__Your instructions__
Reproduce the entire listing word for word.

Data entries:

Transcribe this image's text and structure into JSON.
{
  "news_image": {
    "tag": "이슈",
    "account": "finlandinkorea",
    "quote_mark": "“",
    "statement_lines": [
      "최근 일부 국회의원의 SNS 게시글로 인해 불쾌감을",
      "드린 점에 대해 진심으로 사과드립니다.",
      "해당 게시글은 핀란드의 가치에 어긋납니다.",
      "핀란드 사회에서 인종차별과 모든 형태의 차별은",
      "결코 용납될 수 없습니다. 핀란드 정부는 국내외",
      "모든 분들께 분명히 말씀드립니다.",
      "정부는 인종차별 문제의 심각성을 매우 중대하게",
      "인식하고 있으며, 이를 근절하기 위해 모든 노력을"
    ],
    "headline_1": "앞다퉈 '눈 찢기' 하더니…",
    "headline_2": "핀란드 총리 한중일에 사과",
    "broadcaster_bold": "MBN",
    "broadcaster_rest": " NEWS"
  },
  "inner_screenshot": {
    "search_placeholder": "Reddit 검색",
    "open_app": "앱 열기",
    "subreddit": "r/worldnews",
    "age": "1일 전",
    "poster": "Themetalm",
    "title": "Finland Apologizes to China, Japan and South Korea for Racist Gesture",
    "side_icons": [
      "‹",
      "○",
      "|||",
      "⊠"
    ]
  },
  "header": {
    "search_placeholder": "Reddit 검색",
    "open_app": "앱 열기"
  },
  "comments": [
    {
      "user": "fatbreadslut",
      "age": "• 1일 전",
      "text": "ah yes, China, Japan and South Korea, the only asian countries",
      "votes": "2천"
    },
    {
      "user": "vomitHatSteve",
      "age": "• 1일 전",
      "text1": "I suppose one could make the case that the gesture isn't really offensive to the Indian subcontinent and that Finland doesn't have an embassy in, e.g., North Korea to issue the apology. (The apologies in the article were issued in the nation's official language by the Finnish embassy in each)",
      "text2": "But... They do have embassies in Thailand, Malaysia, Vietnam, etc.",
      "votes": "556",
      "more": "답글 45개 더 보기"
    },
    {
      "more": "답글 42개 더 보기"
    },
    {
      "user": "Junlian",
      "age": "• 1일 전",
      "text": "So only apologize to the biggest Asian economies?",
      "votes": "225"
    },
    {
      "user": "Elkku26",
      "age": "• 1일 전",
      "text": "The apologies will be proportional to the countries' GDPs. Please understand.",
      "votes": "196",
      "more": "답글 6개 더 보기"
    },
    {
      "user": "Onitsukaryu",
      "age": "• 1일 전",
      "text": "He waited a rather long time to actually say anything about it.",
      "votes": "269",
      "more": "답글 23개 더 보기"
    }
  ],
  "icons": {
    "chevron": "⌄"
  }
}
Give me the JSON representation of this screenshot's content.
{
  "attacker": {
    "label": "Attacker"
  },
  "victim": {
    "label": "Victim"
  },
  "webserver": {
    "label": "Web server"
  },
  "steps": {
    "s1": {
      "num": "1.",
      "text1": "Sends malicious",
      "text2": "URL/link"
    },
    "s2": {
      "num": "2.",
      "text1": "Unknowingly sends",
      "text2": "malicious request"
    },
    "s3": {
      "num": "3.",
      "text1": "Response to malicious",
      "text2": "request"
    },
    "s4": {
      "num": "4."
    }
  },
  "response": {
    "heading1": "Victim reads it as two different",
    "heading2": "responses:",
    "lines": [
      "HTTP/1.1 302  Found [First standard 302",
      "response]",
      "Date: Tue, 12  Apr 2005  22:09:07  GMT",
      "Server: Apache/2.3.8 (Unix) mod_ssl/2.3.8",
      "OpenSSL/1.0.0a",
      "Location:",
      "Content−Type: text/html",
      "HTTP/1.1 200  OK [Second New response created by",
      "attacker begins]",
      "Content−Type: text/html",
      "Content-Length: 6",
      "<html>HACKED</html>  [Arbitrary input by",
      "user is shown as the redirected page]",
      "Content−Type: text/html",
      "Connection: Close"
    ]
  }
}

__Output for this exercise__
Transcribe this image's text and structure into JSON.
{
  "news_image": {
    "tag": "이슈",
    "account": "finlandinkorea",
    "quote_mark": "“",
    "statement_lines": [
      "최근 일부 국회의원의 SNS 게시글로 인해 불쾌감을",
      "드린 점에 대해 진심으로 사과드립니다.",
      "해당 게시글은 핀란드의 가치에 어긋납니다.",
      "핀란드 사회에서 인종차별과 모든 형태의 차별은",
      "결코 용납될 수 없습니다. 핀란드 정부는 국내외",
      "모든 분들께 분명히 말씀드립니다.",
      "정부는 인종차별 문제의 심각성을 매우 중대하게",
      "인식하고 있으며, 이를 근절하기 위해 모든 노력을"
    ],
    "headline_1": "앞다퉈 '눈 찢기' 하더니…",
    "headline_2": "핀란드 총리 한중일에 사과",
    "broadcaster_bold": "MBN",
    "broadcaster_rest": " NEWS"
  },
  "inner_screenshot": {
    "search_placeholder": "Reddit 검색",
    "open_app": "앱 열기",
    "subreddit": "r/worldnews",
    "age": "1일 전",
    "poster": "Themetalm",
    "title": "Finland Apologizes to China, Japan and South Korea for Racist Gesture",
    "side_icons": [
      "‹",
      "○",
      "|||",
      "⊠"
    ]
  },
  "header": {
    "search_placeholder": "Reddit 검색",
    "open_app": "앱 열기"
  },
  "comments": [
    {
      "user": "fatbreadslut",
      "age": "• 1일 전",
      "text": "ah yes, China, Japan and South Korea, the only asian countries",
      "votes": "2천"
    },
    {
      "user": "vomitHatSteve",
      "age": "• 1일 전",
      "text1": "I suppose one could make the case that the gesture isn't really offensive to the Indian subcontinent and that Finland doesn't have an embassy in, e.g., North Korea to issue the apology. (The apologies in the article were issued in the nation's official language by the Finnish embassy in each)",
      "text2": "But... They do have embassies in Thailand, Malaysia, Vietnam, etc.",
      "votes": "556",
      "more": "답글 45개 더 보기"
    },
    {
      "more": "답글 42개 더 보기"
    },
    {
      "user": "Junlian",
      "age": "• 1일 전",
      "text": "So only apologize to the biggest Asian economies?",
      "votes": "225"
    },
    {
      "user": "Elkku26",
      "age": "• 1일 전",
      "text": "The apologies will be proportional to the countries' GDPs. Please understand.",
      "votes": "196",
      "more": "답글 6개 더 보기"
    },
    {
      "user": "Onitsukaryu",
      "age": "• 1일 전",
      "text": "He waited a rather long time to actually say anything about it.",
      "votes": "269",
      "more": "답글 23개 더 보기"
    }
  ],
  "icons": {
    "chevron": "⌄"
  }
}
Give me the JSON representation of this screenshot's content.
{
  "attacker": {
    "label": "Attacker"
  },
  "victim": {
    "label": "Victim"
  },
  "webserver": {
    "label": "Web server"
  },
  "steps": {
    "s1": {
      "num": "1.",
      "text1": "Sends malicious",
      "text2": "URL/link"
    },
    "s2": {
      "num": "2.",
      "text1": "Unknowingly sends",
      "text2": "malicious request"
    },
    "s3": {
      "num": "3.",
      "text1": "Response to malicious",
      "text2": "request"
    },
    "s4": {
      "num": "4."
    }
  },
  "response": {
    "heading1": "Victim reads it as two different",
    "heading2": "responses:",
    "lines": [
      "HTTP/1.1 302  Found [First standard 302",
      "response]",
      "Date: Tue, 12  Apr 2005  22:09:07  GMT",
      "Server: Apache/2.3.8 (Unix) mod_ssl/2.3.8",
      "OpenSSL/1.0.0a",
      "Location:",
      "Content−Type: text/html",
      "HTTP/1.1 200  OK [Second New response created by",
      "attacker begins]",
      "Content−Type: text/html",
      "Content-Length: 6",
      "<html>HACKED</html>  [Arbitrary input by",
      "user is shown as the redirected page]",
      "Content−Type: text/html",
      "Connection: Close"
    ]
  }
}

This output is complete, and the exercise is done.